▸ Stored data:
______________________________
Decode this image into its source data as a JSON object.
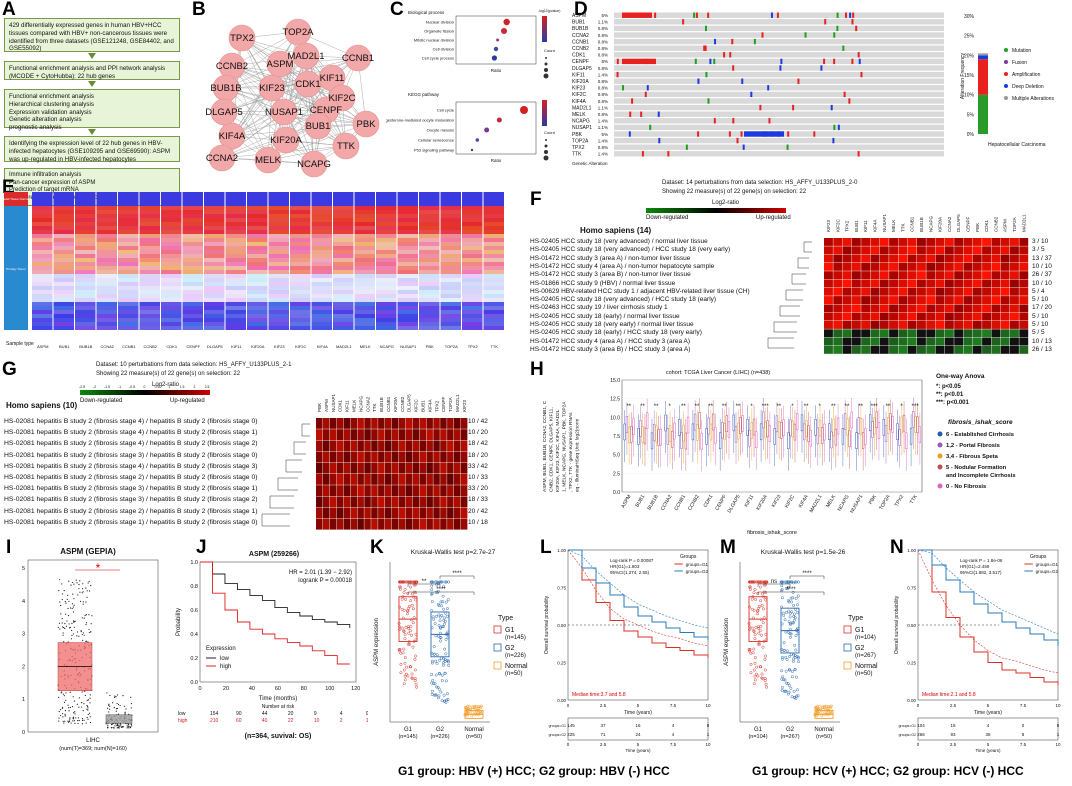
{
  "panels": {
    "A": "A",
    "B": "B",
    "C": "C",
    "D": "D",
    "E": "E",
    "F": "F",
    "G": "G",
    "H": "H",
    "I": "I",
    "J": "J",
    "K": "K",
    "L": "L",
    "M": "M",
    "N": "N"
  },
  "flow": {
    "box1": "429 differentially expressed genes in human HBV+HCC tissues compared with HBV+ non-cancerous tissues were identified from three datasets (GSE121248, GSE84402, and GSE55092)",
    "box2": "Functional enrichment analysis and PPI network analysis (MCODE + CytoHubba): 22 hub genes",
    "box3": "Functional enrichment analysis\nHierarchical clustering analysis\nExpression validation analysis\nGenetic alteration analysis\nprognostic analysis",
    "box4": "Identifying the expression level of 22 hub genes in HBV-infected hepatocytes (GSE109295 and GSE69590): ASPM was up-regulated in HBV-infected hepatocytes",
    "box5": "Immune infiltration analysis\nPan-cancer expression of ASPM\nPrediction of target mRNA\nCo-expression genes identification"
  },
  "network": {
    "genes": [
      "TOP2A",
      "TPX2",
      "MAD2L1",
      "CCNB1",
      "CCNB2",
      "ASPM",
      "KIF11",
      "BUB1B",
      "KIF23",
      "CDK1",
      "KIF2C",
      "CENPF",
      "DLGAP5",
      "NUSAP1",
      "BUB1",
      "PBK",
      "KIF4A",
      "KIF20A",
      "TTK",
      "CCNA2",
      "MELK",
      "NCAPG"
    ]
  },
  "go": {
    "bp_title": "Biological process",
    "kegg_title": "KEGG pathway",
    "xlabel": "Ratio",
    "bp_terms": [
      "Nuclear division",
      "Organelle fission",
      "Mitotic nuclear division",
      "Cell division",
      "Cell cycle process"
    ],
    "kegg_terms": [
      "Cell cycle",
      "Progesterone-mediated oocyte maturation",
      "Oocyte meiosis",
      "Cellular senescence",
      "P53 signaling pathway"
    ],
    "legend_p": "-log10(pvalue)",
    "legend_count": "Count"
  },
  "oncoprint": {
    "genes": [
      "ASPM",
      "BUB1",
      "BUB1B",
      "CCNA2",
      "CCNB1",
      "CCNB2",
      "CDK1",
      "CENPF",
      "DLGAP5",
      "KIF11",
      "KIF20A",
      "KIF23",
      "KIF2C",
      "KIF4A",
      "MAD2L1",
      "MELK",
      "NCAPG",
      "NUSAP1",
      "PBK",
      "TOP2A",
      "TPX2",
      "TTK"
    ],
    "pcts": [
      "5%",
      "1.1%",
      "0.8%",
      "0.8%",
      "0.8%",
      "0.8%",
      "0.8%",
      "5%",
      "0.8%",
      "1.4%",
      "0.8%",
      "0.8%",
      "0.8%",
      "0.8%",
      "1.1%",
      "0.8%",
      "1.4%",
      "1.1%",
      "5%",
      "1.4%",
      "0.8%",
      "1.4%"
    ],
    "alt_title": "Alteration Frequency",
    "cancer": "Hepatocellular Carcinoma",
    "legend": [
      "Mutation",
      "Fusion",
      "Amplification",
      "Deep Deletion",
      "Multiple Alterations"
    ],
    "yticks": [
      "30%",
      "25%",
      "20%",
      "15%",
      "10%",
      "5%",
      "0%"
    ],
    "footer": "Genetic Alteration"
  },
  "heatE": {
    "genes": [
      "ASPM",
      "BUB1",
      "BUB1B",
      "CCNA2",
      "CCNB1",
      "CCNB2",
      "CDK1",
      "CENPF",
      "DLGAP5",
      "KIF11",
      "KIF20A",
      "KIF23",
      "KIF2C",
      "KIF4A",
      "MAD2L1",
      "MELK",
      "NCAPG",
      "NUSAP1",
      "PBK",
      "TOP2A",
      "TPX2",
      "TTK"
    ],
    "side_top": "Solid Tissue Normal",
    "side_bottom": "Primary Tumor",
    "sample_type": "Sample type"
  },
  "heatF": {
    "dataset": "Dataset: 14 perturbations from data selection: HS_AFFY_U133PLUS_2-0",
    "showing": "Showing 22 measure(s) of 22 gene(s) on selection: 22",
    "species": "Homo sapiens (14)",
    "down": "Down-regulated",
    "up": "Up-regulated",
    "scale": "Log2-ratio",
    "cols": [
      "KIF23",
      "KIF2C",
      "TPX2",
      "BUB1",
      "KIF11",
      "KIF4A",
      "NUSAP1",
      "MELK",
      "TTK",
      "CCNB1",
      "BUB1B",
      "NCAPG",
      "KIF20A",
      "CCNA2",
      "DLGAP5",
      "CENPF",
      "PBK",
      "CDK1",
      "CCNB2",
      "ASPM",
      "TOP2A",
      "MAD2L1"
    ],
    "rows": [
      "HS-02405 HCC study 18 (very advanced) / normal liver tissue",
      "HS-02405 HCC study 18 (very advanced) / HCC study 18 (very early)",
      "HS-01472 HCC study 3 (area A) / non-tumor liver tissue",
      "HS-01472 HCC study 4 (area A) / non-tumor hepatocyte sample",
      "HS-01472 HCC study 3 (area B) / non-tumor liver tissue",
      "HS-01866 HCC study 9 (HBV) / normal liver tissue",
      "HS-00629 HBV-related HCC study 1 / adjacent HBV-related liver tissue (CH)",
      "HS-02405 HCC study 18 (very advanced) / HCC study 18 (early)",
      "HS-02463 HCC study 19 / liver cirrhosis study 1",
      "HS-02405 HCC study 18 (early) / normal liver tissue",
      "HS-02405 HCC study 18 (very early) / normal liver tissue",
      "HS-02405 HCC study 18 (early) / HCC study 18 (very early)",
      "HS-01472 HCC study 4 (area A) / HCC study 3 (area A)",
      "HS-01472 HCC study 3 (area B) / HCC study 3 (area A)"
    ],
    "fracs": [
      "3 / 10",
      "3 / 5",
      "13 / 37",
      "10 / 10",
      "26 / 37",
      "10 / 10",
      "5 / 4",
      "5 / 10",
      "17 / 20",
      "5 / 10",
      "5 / 10",
      "5 / 5",
      "10 / 13",
      "26 / 13"
    ]
  },
  "heatG": {
    "dataset": "Dataset: 10 perturbations from data selection: HS_AFFY_U133PLUS_2-1",
    "showing": "Showing 22 measure(s) of 22 gene(s) on selection: 22",
    "species": "Homo sapiens (10)",
    "down": "Down-regulated",
    "up": "Up-regulated",
    "scale": "Log2-ratio",
    "scale_ticks": [
      "-2.5",
      "-2",
      "-1.5",
      "-1",
      "-0.5",
      "0",
      "0.5",
      "1",
      "1.5",
      "2",
      "2.5"
    ],
    "cols": [
      "PBK",
      "ASPM",
      "NUSAP1",
      "CDK1",
      "KIF11",
      "MELK",
      "NCAPG",
      "CCNA2",
      "TTK",
      "BUB1B",
      "CCNB1",
      "KIF20A",
      "CCNB2",
      "DLGAP5",
      "KIF2C",
      "BUB1",
      "KIF4A",
      "TPX2",
      "CENPF",
      "TOP2A",
      "MAD2L1",
      "KIF23"
    ],
    "rows": [
      "HS-02081 hepatitis B study 2 (fibrosis stage 4) / hepatitis B study 2 (fibrosis stage 0)",
      "HS-02081 hepatitis B study 2 (fibrosis stage 4) / hepatitis B study 2 (fibrosis stage 1)",
      "HS-02081 hepatitis B study 2 (fibrosis stage 4) / hepatitis B study 2 (fibrosis stage 2)",
      "HS-02081 hepatitis B study 2 (fibrosis stage 3) / hepatitis B study 2 (fibrosis stage 0)",
      "HS-02081 hepatitis B study 2 (fibrosis stage 4) / hepatitis B study 2 (fibrosis stage 3)",
      "HS-02081 hepatitis B study 2 (fibrosis stage 2) / hepatitis B study 2 (fibrosis stage 0)",
      "HS-02081 hepatitis B study 2 (fibrosis stage 3) / hepatitis B study 2 (fibrosis stage 1)",
      "HS-02081 hepatitis B study 2 (fibrosis stage 3) / hepatitis B study 2 (fibrosis stage 2)",
      "HS-02081 hepatitis B study 2 (fibrosis stage 2) / hepatitis B study 2 (fibrosis stage 1)",
      "HS-02081 hepatitis B study 2 (fibrosis stage 1) / hepatitis B study 2 (fibrosis stage 0)"
    ],
    "fracs": [
      "10 / 42",
      "10 / 20",
      "18 / 42",
      "18 / 20",
      "33 / 42",
      "10 / 33",
      "33 / 20",
      "18 / 33",
      "20 / 42",
      "10 / 18"
    ]
  },
  "boxH": {
    "title": "cohort: TCGA Liver Cancer (LIHC) (n=438)",
    "ylabel": "ASPM, BUB1, BUB1B, CCNA2, CCNB1, CCNB2, CDK1, CENPF, DLGAP5, KIF11, KIF20A, KIF23, KIF2C, KIF4A, MAD2L1, MELK, NCAPG, NUSAP1, PBK, TOP2A, TPX2, TTK - gene expression RNAseq - IlluminaHiSeq Unit: log2(norm_count+1)",
    "xlabel": "fibrosis_ishak_score",
    "genes": [
      "ASPM",
      "BUB1",
      "BUB1B",
      "CCNA2",
      "CCNB1",
      "CCNB2",
      "CDK1",
      "CENPF",
      "DLGAP5",
      "KIF11",
      "KIF20A",
      "KIF23",
      "KIF2C",
      "KIF4A",
      "MAD2L1",
      "MELK",
      "NCAPG",
      "NUSAP1",
      "PBK",
      "TOP2A",
      "TPX2",
      "TTK"
    ],
    "sig": [
      "**",
      "**",
      "**",
      "*",
      "**",
      "**",
      "**",
      "**",
      "**",
      "*",
      "***",
      "**",
      "*",
      "**",
      "*",
      "**",
      "**",
      "**",
      "***",
      "**",
      "*",
      "***"
    ],
    "anova_title": "One-way Anova",
    "anova": [
      "*: p<0.05",
      "**: p<0.01",
      "***: p<0.001"
    ],
    "legend_title": "fibrosis_ishak_score",
    "legend": [
      "6 - Established Cirrhosis",
      "1,2 - Portal Fibrosis",
      "3,4 - Fibrous Speta",
      "5 - Nodular Formation and Incomplete Cirrhosis",
      "0 - No Fibrosis"
    ],
    "yticks": [
      "15.0",
      "12.5",
      "10.0",
      "7.5",
      "5.0",
      "2.5",
      "0.0"
    ]
  },
  "gepia": {
    "title": "ASPM (GEPIA)",
    "xlabel": "LIHC",
    "counts": "(num(T)=369; num(N)=160)",
    "star": "*",
    "yticks": [
      "5",
      "4",
      "3",
      "2",
      "1",
      "0"
    ]
  },
  "km": {
    "title": "ASPM (259266)",
    "hr": "HR = 2.01 (1.39 − 2.92)",
    "logrank": "logrank P = 0.00018",
    "ylabel": "Probability",
    "xlabel": "Time (months)",
    "legend_title": "Expression",
    "low": "low",
    "high": "high",
    "risk_title": "Number at risk",
    "low_row": [
      "low",
      "154",
      "90",
      "44",
      "20",
      "9",
      "4",
      "0"
    ],
    "high_row": [
      "high",
      "210",
      "60",
      "40",
      "22",
      "10",
      "2",
      "1"
    ],
    "caption": "(n=364, suvival: OS)",
    "xticks": [
      "0",
      "20",
      "40",
      "60",
      "80",
      "100",
      "120"
    ],
    "yticks": [
      "1.0",
      "0.8",
      "0.6",
      "0.4",
      "0.2",
      "0.0"
    ]
  },
  "boxK": {
    "title": "Kruskal-Wallis test p=2.7e-27",
    "ylabel": "ASPM expression",
    "groups": [
      "G1\n(n=145)",
      "G2\n(n=226)",
      "Normal\n(n=50)"
    ],
    "xlab": [
      "G1",
      "G2",
      "Normal"
    ],
    "xn": [
      "(n=145)",
      "(n=226)",
      "(n=50)"
    ],
    "legend_title": "Type",
    "legend": [
      "G1\n(n=145)",
      "G2\n(n=226)",
      "Normal\n(n=50)"
    ],
    "leg_name": [
      "G1",
      "G2",
      "Normal"
    ],
    "leg_n": [
      "(n=145)",
      "(n=226)",
      "(n=50)"
    ],
    "sig": [
      "**",
      "****",
      "****"
    ]
  },
  "kmL": {
    "logrank": "Log-rank P = 0.00087",
    "hr": "HR(G1)=1.803",
    "ci": "95%CI(1.274, 2.55)",
    "ylabel": "Overall survival probability",
    "xlabel": "Time (years)",
    "groups_title": "Groups",
    "g1": "groups=G1",
    "g2": "groups=G2",
    "median": "Median time:3.7 and 5.8",
    "risk1": [
      "145",
      "37",
      "16",
      "4",
      "0"
    ],
    "risk2": [
      "225",
      "71",
      "24",
      "4",
      "1"
    ],
    "xticks": [
      "0",
      "2.5",
      "5",
      "7.5",
      "10"
    ],
    "yticks": [
      "1.00",
      "0.75",
      "0.50",
      "0.25",
      "0.00"
    ]
  },
  "boxM": {
    "title": "Kruskal-Wallis test p=1.5e-26",
    "ylabel": "ASPM expression",
    "xlab": [
      "G1",
      "G2",
      "Normal"
    ],
    "xn": [
      "(n=104)",
      "(n=267)",
      "(n=50)"
    ],
    "legend_title": "Type",
    "leg_name": [
      "G1",
      "G2",
      "Normal"
    ],
    "leg_n": [
      "(n=104)",
      "(n=267)",
      "(n=50)"
    ],
    "sig": [
      "ns",
      "****",
      "****"
    ]
  },
  "kmN": {
    "logrank": "Log-rank P = 1.8e-06",
    "hr": "HR(G1)=2.459",
    "ci": "95%CI(1.682, 3.517)",
    "ylabel": "Overall survival probability",
    "xlabel": "Time (years)",
    "groups_title": "Groups",
    "g1": "groups=G1",
    "g2": "groups=G2",
    "median": "Median time:2.1 and 5.8",
    "risk1": [
      "104",
      "15",
      "4",
      "0",
      "0"
    ],
    "risk2": [
      "266",
      "93",
      "36",
      "8",
      "1"
    ],
    "xticks": [
      "0",
      "2.5",
      "5",
      "7.5",
      "10"
    ],
    "yticks": [
      "1.00",
      "0.75",
      "0.50",
      "0.25",
      "0.00"
    ]
  },
  "captions": {
    "hbv": "G1 group: HBV (+) HCC;  G2 group: HBV (-) HCC",
    "hcv": "G1 group: HCV (+) HCC;  G2 group: HCV (-) HCC"
  },
  "chart_data": [
    {
      "type": "scatter",
      "panel": "C-top",
      "title": "Biological process",
      "xlabel": "Ratio",
      "categories": [
        "Nuclear division",
        "Organelle fission",
        "Mitotic nuclear division",
        "Cell division",
        "Cell cycle process"
      ],
      "values": [
        19.5,
        19.0,
        17.8,
        17.5,
        17.2
      ],
      "xlim": [
        10,
        25
      ]
    },
    {
      "type": "scatter",
      "panel": "C-bottom",
      "title": "KEGG pathway",
      "xlabel": "Ratio",
      "categories": [
        "Cell cycle",
        "Progesterone-mediated oocyte maturation",
        "Oocyte meiosis",
        "Cellular senescence",
        "P53 signaling pathway"
      ],
      "values": [
        10.2,
        6.5,
        4.6,
        3.2,
        2.4
      ],
      "xlim": [
        0,
        12
      ]
    },
    {
      "type": "bar",
      "panel": "D-right",
      "title": "Alteration Frequency",
      "categories": [
        "Hepatocellular Carcinoma"
      ],
      "series": [
        {
          "name": "Mutation",
          "values": [
            10
          ]
        },
        {
          "name": "Amplification",
          "values": [
            9
          ]
        },
        {
          "name": "Deep Deletion",
          "values": [
            1
          ]
        },
        {
          "name": "Multiple Alterations",
          "values": [
            0.5
          ]
        }
      ],
      "ylim": [
        0,
        30
      ]
    },
    {
      "type": "line",
      "panel": "J",
      "title": "ASPM (259266)",
      "xlabel": "Time (months)",
      "ylabel": "Probability",
      "series": [
        {
          "name": "low",
          "x": [
            0,
            10,
            20,
            30,
            40,
            50,
            60,
            70,
            80,
            90,
            100,
            110,
            120
          ],
          "values": [
            1.0,
            0.9,
            0.82,
            0.77,
            0.72,
            0.68,
            0.62,
            0.58,
            0.55,
            0.52,
            0.5,
            0.48,
            0.45
          ]
        },
        {
          "name": "high",
          "x": [
            0,
            10,
            20,
            30,
            40,
            50,
            60,
            70,
            80,
            90,
            100,
            110,
            120
          ],
          "values": [
            1.0,
            0.74,
            0.6,
            0.5,
            0.44,
            0.4,
            0.36,
            0.33,
            0.3,
            0.26,
            0.22,
            0.15,
            0.15
          ]
        }
      ],
      "xlim": [
        0,
        125
      ],
      "ylim": [
        0,
        1
      ]
    },
    {
      "type": "box",
      "panel": "I",
      "title": "ASPM (GEPIA)",
      "categories": [
        "Tumor",
        "Normal"
      ],
      "values": [
        2.0,
        0.25
      ],
      "ylim": [
        0,
        5.5
      ]
    },
    {
      "type": "box",
      "panel": "K",
      "title": "Kruskal-Wallis test p=2.7e-27",
      "categories": [
        "G1",
        "G2",
        "Normal"
      ],
      "values": [
        2.7,
        2.3,
        0.2
      ]
    },
    {
      "type": "line",
      "panel": "L",
      "xlabel": "Time (years)",
      "ylabel": "Overall survival probability",
      "series": [
        {
          "name": "groups=G1",
          "x": [
            0,
            1,
            2,
            3,
            4,
            5,
            6,
            7,
            8,
            9,
            10
          ],
          "values": [
            1.0,
            0.8,
            0.65,
            0.53,
            0.46,
            0.42,
            0.38,
            0.35,
            0.33,
            0.3,
            0.28
          ]
        },
        {
          "name": "groups=G2",
          "x": [
            0,
            1,
            2,
            3,
            4,
            5,
            6,
            7,
            8,
            9,
            10
          ],
          "values": [
            1.0,
            0.88,
            0.78,
            0.7,
            0.62,
            0.56,
            0.52,
            0.48,
            0.45,
            0.42,
            0.4
          ]
        }
      ],
      "xlim": [
        0,
        10
      ],
      "ylim": [
        0,
        1
      ]
    },
    {
      "type": "box",
      "panel": "M",
      "title": "Kruskal-Wallis test p=1.5e-26",
      "categories": [
        "G1",
        "G2",
        "Normal"
      ],
      "values": [
        2.7,
        2.4,
        0.2
      ]
    },
    {
      "type": "line",
      "panel": "N",
      "xlabel": "Time (years)",
      "ylabel": "Overall survival probability",
      "series": [
        {
          "name": "groups=G1",
          "x": [
            0,
            1,
            2,
            3,
            4,
            5,
            6,
            7,
            8,
            9,
            10
          ],
          "values": [
            1.0,
            0.72,
            0.55,
            0.42,
            0.32,
            0.25,
            0.2,
            0.18,
            0.15,
            0.12,
            0.1
          ]
        },
        {
          "name": "groups=G2",
          "x": [
            0,
            1,
            2,
            3,
            4,
            5,
            6,
            7,
            8,
            9,
            10
          ],
          "values": [
            1.0,
            0.9,
            0.8,
            0.72,
            0.64,
            0.58,
            0.52,
            0.48,
            0.44,
            0.4,
            0.36
          ]
        }
      ],
      "xlim": [
        0,
        10
      ],
      "ylim": [
        0,
        1
      ]
    }
  ]
}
______________________________
▸ Requirement: Copy out every line of the data where the word "perturbations" occurs.

▸ Solution for this exercise:
    "dataset": "Dataset: 14 perturbations from data selection: HS_AFFY_U133PLUS_2-0",
    "dataset": "Dataset: 10 perturbations from data selection: HS_AFFY_U133PLUS_2-1",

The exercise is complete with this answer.